_EXERCISE DIRECTIONS_. Present every line in which the string "this" appears.

_ENTRIES_.
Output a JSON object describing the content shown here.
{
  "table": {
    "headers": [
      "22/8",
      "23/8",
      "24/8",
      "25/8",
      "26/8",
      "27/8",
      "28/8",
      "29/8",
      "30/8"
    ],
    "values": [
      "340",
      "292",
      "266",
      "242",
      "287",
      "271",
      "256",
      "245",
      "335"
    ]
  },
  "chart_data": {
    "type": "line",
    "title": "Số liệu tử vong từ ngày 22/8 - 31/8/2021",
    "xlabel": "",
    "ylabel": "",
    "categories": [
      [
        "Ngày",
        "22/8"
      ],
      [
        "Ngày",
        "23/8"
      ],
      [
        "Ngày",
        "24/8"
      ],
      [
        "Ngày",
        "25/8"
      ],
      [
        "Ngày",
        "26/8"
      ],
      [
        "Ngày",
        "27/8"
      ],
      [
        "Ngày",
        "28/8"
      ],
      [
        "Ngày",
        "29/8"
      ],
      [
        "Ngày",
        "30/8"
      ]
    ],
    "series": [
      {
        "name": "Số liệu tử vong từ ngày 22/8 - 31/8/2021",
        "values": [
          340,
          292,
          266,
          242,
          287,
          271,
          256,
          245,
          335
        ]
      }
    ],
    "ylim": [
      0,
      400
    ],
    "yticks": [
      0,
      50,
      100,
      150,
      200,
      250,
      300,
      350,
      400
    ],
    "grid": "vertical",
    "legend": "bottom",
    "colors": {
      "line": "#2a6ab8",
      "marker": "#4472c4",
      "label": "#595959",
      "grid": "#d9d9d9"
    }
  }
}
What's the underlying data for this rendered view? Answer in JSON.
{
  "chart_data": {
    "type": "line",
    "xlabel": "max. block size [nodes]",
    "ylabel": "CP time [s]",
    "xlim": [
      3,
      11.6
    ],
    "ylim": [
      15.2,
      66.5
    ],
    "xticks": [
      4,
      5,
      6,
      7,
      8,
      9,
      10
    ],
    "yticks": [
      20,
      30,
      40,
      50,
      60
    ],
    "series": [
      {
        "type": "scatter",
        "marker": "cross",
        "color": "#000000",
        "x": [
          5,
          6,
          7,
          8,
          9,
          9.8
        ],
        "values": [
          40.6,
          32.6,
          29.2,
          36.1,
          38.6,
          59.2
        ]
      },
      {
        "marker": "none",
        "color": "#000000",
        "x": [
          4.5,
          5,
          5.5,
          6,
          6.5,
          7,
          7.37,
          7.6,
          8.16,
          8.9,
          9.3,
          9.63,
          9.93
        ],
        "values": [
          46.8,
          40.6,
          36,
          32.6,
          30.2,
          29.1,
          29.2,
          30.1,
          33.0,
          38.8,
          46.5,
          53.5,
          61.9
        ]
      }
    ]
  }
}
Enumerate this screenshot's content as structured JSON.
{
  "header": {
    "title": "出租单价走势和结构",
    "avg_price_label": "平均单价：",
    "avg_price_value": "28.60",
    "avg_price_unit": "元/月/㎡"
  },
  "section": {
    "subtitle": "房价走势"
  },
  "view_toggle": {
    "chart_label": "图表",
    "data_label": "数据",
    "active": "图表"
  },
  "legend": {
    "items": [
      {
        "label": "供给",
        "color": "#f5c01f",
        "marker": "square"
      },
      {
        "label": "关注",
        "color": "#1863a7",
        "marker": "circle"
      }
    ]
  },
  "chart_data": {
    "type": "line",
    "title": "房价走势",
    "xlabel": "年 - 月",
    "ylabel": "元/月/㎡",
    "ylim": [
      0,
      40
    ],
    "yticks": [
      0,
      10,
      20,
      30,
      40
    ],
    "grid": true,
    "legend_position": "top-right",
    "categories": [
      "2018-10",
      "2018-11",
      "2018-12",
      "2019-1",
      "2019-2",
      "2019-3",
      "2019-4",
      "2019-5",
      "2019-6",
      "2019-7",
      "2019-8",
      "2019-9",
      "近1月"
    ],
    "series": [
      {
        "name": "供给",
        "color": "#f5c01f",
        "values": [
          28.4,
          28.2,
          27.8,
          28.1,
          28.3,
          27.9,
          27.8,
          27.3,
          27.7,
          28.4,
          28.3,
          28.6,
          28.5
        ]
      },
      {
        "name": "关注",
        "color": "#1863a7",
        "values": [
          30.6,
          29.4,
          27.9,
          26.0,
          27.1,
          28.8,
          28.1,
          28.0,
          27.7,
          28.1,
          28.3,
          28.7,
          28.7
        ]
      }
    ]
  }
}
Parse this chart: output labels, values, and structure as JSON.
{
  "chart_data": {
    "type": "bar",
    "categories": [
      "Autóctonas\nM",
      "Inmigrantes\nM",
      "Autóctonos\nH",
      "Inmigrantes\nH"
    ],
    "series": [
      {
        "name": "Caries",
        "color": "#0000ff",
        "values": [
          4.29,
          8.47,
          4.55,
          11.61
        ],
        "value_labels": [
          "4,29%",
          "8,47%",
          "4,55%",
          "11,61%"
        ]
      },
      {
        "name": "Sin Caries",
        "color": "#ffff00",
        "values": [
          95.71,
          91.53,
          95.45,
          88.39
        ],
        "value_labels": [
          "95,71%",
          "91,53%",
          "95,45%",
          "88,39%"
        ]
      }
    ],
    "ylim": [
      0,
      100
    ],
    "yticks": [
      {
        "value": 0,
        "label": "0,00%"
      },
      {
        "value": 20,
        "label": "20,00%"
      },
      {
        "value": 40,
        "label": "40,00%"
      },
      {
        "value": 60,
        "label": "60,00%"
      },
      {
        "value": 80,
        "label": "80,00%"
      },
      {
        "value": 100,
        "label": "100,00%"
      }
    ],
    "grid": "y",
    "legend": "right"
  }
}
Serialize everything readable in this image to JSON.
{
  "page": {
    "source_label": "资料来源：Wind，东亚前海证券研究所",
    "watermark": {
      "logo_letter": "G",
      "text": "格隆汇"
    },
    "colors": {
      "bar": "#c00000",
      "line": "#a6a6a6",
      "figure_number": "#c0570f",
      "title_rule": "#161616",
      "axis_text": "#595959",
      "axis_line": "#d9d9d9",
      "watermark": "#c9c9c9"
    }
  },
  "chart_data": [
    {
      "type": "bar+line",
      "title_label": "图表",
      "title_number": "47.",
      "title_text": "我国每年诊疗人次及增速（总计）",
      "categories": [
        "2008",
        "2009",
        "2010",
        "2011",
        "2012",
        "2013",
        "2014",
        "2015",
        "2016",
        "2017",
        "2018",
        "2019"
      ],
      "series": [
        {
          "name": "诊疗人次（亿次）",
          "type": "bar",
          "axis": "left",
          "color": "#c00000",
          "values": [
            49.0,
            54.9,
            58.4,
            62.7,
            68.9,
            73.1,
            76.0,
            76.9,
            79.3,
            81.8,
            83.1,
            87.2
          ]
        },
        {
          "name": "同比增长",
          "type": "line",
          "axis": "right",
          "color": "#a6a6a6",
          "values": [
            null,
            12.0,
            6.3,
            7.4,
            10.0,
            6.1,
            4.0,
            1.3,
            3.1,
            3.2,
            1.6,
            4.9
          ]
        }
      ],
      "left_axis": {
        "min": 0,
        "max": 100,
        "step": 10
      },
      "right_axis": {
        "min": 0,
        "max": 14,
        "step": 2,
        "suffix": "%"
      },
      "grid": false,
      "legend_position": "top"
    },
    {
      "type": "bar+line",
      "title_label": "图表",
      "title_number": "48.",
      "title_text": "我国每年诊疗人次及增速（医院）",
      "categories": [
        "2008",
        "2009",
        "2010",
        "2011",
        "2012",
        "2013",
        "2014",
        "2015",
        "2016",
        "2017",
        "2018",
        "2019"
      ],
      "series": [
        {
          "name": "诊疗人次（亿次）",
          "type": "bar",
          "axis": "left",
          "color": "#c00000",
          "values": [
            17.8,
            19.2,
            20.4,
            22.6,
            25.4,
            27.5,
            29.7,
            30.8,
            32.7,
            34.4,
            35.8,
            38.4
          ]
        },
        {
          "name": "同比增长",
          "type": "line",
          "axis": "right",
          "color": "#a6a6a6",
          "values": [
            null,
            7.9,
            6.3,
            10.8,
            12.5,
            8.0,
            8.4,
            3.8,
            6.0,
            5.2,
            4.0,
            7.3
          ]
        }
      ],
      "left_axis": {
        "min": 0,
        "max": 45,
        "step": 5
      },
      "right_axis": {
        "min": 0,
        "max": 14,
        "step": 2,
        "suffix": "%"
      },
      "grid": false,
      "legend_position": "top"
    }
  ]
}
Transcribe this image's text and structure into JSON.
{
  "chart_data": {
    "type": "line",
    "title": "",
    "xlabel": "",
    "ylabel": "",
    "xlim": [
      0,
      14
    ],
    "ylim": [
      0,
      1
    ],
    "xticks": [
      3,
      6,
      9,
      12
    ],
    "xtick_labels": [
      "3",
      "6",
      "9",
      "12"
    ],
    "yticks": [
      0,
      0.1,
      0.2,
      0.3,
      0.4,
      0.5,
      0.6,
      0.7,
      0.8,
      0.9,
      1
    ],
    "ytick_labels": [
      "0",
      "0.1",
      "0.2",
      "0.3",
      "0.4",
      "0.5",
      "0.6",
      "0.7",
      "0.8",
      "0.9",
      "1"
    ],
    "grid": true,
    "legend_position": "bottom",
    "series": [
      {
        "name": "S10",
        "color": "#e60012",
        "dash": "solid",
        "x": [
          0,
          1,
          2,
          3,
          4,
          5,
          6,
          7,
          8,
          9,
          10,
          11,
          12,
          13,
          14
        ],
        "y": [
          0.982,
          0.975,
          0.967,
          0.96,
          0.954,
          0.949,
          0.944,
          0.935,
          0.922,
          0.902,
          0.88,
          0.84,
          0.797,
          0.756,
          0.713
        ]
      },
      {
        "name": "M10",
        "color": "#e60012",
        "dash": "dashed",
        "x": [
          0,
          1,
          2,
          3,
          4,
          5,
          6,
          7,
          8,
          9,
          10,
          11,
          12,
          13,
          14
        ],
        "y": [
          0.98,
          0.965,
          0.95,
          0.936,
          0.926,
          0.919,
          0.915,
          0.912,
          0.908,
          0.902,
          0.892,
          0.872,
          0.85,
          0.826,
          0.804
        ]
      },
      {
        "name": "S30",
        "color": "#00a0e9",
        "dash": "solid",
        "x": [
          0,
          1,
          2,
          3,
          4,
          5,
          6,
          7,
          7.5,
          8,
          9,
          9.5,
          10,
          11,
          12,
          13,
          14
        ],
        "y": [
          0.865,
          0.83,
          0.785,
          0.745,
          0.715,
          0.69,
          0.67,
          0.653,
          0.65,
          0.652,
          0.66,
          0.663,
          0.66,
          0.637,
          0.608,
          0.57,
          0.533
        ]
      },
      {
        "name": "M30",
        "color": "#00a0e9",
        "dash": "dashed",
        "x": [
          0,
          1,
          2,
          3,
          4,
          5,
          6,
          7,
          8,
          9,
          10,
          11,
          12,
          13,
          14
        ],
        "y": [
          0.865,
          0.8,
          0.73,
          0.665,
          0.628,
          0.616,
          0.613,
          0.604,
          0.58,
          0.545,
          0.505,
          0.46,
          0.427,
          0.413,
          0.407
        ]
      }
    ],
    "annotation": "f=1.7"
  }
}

_OUTPUT OF THE TASK_.
What's the underlying data for this rendered view? Answer in JSON.
Enumerate this screenshot's content as structured JSON.
Parse this chart: output labels, values, and structure as JSON.
Serialize everything readable in this image to JSON.
Transcribe this image's text and structure into JSON.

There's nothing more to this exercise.